Task to complete ▸
List the lines of this listing that hold the word "pace".

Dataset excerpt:
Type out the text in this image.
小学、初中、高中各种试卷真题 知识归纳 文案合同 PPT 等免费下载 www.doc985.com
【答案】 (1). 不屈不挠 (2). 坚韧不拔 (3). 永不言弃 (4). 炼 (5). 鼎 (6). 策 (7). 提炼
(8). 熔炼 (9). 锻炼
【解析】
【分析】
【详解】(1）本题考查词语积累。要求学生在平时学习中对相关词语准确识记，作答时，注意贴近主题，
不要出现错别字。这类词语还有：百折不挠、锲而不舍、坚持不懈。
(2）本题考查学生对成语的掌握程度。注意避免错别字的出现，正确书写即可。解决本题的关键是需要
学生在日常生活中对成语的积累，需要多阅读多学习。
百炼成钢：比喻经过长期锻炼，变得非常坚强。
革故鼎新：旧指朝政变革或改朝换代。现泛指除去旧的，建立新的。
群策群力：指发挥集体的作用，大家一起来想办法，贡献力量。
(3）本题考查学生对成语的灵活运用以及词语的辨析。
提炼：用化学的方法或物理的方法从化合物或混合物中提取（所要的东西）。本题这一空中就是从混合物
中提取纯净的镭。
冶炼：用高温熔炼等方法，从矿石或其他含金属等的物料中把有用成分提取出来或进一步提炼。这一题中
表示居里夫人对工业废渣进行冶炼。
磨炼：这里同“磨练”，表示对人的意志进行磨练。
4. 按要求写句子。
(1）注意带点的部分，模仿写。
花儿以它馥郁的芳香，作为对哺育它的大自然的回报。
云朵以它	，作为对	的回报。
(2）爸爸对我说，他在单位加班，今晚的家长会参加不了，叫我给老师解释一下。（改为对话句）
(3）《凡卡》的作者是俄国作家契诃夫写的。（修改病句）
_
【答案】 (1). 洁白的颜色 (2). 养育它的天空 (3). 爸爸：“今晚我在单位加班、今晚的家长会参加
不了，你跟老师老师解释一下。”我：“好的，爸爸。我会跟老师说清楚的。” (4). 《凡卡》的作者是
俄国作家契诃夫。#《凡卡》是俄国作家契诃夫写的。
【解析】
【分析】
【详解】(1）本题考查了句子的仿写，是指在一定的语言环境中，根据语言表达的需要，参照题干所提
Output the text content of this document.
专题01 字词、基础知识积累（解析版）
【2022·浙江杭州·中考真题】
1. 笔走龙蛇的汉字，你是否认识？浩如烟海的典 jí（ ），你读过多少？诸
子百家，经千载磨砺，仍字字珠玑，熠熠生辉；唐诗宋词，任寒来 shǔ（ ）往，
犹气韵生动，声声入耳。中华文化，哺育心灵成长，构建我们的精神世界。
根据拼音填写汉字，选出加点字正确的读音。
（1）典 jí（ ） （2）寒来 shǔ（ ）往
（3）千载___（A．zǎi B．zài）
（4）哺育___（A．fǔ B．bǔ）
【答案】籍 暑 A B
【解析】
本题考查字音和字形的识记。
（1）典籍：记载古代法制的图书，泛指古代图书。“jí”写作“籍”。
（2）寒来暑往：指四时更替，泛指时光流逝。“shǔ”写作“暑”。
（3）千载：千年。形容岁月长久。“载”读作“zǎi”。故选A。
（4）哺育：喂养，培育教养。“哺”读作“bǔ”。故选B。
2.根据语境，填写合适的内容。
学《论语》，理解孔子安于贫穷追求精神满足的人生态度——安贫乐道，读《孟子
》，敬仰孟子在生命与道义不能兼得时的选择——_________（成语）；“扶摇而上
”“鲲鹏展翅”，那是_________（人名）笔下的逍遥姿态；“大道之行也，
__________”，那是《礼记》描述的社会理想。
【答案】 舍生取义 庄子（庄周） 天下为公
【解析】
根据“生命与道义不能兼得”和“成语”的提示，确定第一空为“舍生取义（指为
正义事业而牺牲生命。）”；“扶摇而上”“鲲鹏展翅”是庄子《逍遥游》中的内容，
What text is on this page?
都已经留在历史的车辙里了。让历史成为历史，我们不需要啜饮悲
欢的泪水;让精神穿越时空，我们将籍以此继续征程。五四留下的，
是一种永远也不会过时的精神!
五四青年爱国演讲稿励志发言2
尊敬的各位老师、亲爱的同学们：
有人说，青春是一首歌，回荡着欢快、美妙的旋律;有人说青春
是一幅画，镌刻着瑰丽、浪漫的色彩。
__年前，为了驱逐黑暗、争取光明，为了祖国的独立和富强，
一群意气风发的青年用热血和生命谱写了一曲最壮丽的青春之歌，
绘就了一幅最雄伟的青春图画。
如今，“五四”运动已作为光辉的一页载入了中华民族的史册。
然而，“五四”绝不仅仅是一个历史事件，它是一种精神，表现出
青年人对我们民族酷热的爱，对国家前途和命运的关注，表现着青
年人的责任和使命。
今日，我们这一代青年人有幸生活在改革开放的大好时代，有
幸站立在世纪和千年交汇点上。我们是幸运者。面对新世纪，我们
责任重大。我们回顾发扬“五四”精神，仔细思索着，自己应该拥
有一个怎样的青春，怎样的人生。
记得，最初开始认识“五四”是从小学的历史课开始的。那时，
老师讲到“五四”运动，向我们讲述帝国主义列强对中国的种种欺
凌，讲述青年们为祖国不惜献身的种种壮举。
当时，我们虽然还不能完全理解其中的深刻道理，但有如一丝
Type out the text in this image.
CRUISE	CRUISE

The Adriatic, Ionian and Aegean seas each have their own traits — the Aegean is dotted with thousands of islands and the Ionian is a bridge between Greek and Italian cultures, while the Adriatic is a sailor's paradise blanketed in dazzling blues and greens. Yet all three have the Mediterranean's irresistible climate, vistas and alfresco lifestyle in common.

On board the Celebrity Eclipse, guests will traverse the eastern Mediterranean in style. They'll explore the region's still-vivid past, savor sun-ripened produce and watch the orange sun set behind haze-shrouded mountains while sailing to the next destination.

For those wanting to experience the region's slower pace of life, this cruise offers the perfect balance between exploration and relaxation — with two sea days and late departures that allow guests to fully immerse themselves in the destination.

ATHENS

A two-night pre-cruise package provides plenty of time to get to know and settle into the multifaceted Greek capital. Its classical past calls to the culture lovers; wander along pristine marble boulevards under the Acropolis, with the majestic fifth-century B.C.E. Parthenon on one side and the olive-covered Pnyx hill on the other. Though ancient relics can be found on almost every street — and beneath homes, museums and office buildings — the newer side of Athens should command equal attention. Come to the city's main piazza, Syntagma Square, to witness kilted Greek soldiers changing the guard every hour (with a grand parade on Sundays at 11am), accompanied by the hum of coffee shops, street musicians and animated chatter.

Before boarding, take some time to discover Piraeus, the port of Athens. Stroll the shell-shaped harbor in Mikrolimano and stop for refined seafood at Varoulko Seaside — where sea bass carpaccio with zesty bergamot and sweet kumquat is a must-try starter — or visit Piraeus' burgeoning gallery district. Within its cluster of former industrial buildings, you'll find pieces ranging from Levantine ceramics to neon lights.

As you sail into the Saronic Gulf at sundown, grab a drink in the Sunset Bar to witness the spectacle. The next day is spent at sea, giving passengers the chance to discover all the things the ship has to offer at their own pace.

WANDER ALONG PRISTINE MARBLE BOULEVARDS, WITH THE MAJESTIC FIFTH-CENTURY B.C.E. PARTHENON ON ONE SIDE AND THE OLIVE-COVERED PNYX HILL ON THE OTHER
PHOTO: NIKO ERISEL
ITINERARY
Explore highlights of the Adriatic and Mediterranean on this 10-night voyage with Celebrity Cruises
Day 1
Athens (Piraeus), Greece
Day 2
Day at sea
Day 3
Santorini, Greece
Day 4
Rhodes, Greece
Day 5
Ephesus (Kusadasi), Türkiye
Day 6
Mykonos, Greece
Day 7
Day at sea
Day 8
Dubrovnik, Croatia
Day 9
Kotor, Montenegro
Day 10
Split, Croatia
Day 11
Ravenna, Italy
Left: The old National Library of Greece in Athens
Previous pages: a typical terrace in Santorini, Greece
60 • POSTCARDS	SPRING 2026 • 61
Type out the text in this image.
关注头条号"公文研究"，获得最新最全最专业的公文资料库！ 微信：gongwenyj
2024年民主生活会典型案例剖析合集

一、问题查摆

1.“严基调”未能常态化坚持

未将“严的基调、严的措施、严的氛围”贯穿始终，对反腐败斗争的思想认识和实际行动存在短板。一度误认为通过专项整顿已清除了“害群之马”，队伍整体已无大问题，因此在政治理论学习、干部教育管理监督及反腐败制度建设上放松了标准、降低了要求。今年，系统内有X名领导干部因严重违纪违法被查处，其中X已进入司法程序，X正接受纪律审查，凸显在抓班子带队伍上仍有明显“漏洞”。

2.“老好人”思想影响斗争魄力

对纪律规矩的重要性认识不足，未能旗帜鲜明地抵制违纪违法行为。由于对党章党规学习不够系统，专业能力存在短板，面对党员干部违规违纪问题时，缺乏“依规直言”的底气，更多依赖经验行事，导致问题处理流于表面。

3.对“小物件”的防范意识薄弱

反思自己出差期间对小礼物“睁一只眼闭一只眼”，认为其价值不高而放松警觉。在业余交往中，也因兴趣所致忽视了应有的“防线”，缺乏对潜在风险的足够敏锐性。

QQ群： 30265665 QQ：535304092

Task answer ▸
For those wanting to experience the region's slower pace of life, this cruise offers the perfect balance between exploration and relaxation — with two sea days and late departures that allow guests to fully immerse themselves in the destination.
As you sail into the Saronic Gulf at sundown, grab a drink in the Sunset Bar to witness the spectacle. The next day is spent at sea, giving passengers the chance to discover all the things the ship has to offer at their own pace.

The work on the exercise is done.